* Extracted records
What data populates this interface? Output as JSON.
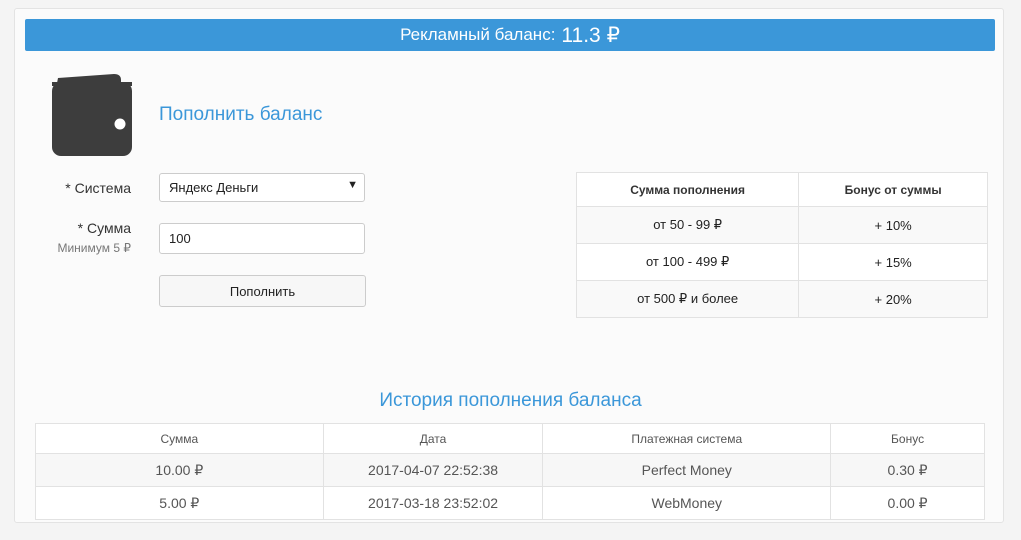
{
  "balance": {
    "label": "Рекламный баланс:",
    "amount": "11.3 ₽"
  },
  "topup": {
    "title": "Пополнить баланс",
    "icon": "wallet-icon",
    "system_label": "* Система",
    "system_value": "Яндекс Деньги",
    "amount_label": "* Сумма",
    "amount_hint": "Минимум 5 ₽",
    "amount_value": "100",
    "submit_label": "Пополнить"
  },
  "bonus_table": {
    "headers": [
      "Сумма пополнения",
      "Бонус от суммы"
    ],
    "rows": [
      [
        "от 50 - 99 ₽",
        "+ 10%"
      ],
      [
        "от 100 - 499 ₽",
        "+ 15%"
      ],
      [
        "от 500 ₽ и более",
        "+ 20%"
      ]
    ]
  },
  "history": {
    "title": "История пополнения баланса",
    "headers": [
      "Сумма",
      "Дата",
      "Платежная система",
      "Бонус"
    ],
    "rows": [
      [
        "10.00 ₽",
        "2017-04-07 22:52:38",
        "Perfect Money",
        "0.30 ₽"
      ],
      [
        "5.00 ₽",
        "2017-03-18 23:52:02",
        "WebMoney",
        "0.00 ₽"
      ]
    ]
  },
  "colors": {
    "accent": "#3b97d9",
    "icon": "#3d3d3d"
  }
}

* Your goal
Skip every picture and transcribe the data above exactly.

* Answer for the task
What data populates this interface? Output as JSON.
{
  "balance": {
    "label": "Рекламный баланс:",
    "amount": "11.3 ₽"
  },
  "topup": {
    "title": "Пополнить баланс",
    "icon": "wallet-icon",
    "system_label": "* Система",
    "system_value": "Яндекс Деньги",
    "amount_label": "* Сумма",
    "amount_hint": "Минимум 5 ₽",
    "amount_value": "100",
    "submit_label": "Пополнить"
  },
  "bonus_table": {
    "headers": [
      "Сумма пополнения",
      "Бонус от суммы"
    ],
    "rows": [
      [
        "от 50 - 99 ₽",
        "+ 10%"
      ],
      [
        "от 100 - 499 ₽",
        "+ 15%"
      ],
      [
        "от 500 ₽ и более",
        "+ 20%"
      ]
    ]
  },
  "history": {
    "title": "История пополнения баланса",
    "headers": [
      "Сумма",
      "Дата",
      "Платежная система",
      "Бонус"
    ],
    "rows": [
      [
        "10.00 ₽",
        "2017-04-07 22:52:38",
        "Perfect Money",
        "0.30 ₽"
      ],
      [
        "5.00 ₽",
        "2017-03-18 23:52:02",
        "WebMoney",
        "0.00 ₽"
      ]
    ]
  },
  "colors": {
    "accent": "#3b97d9",
    "icon": "#3d3d3d"
  }
}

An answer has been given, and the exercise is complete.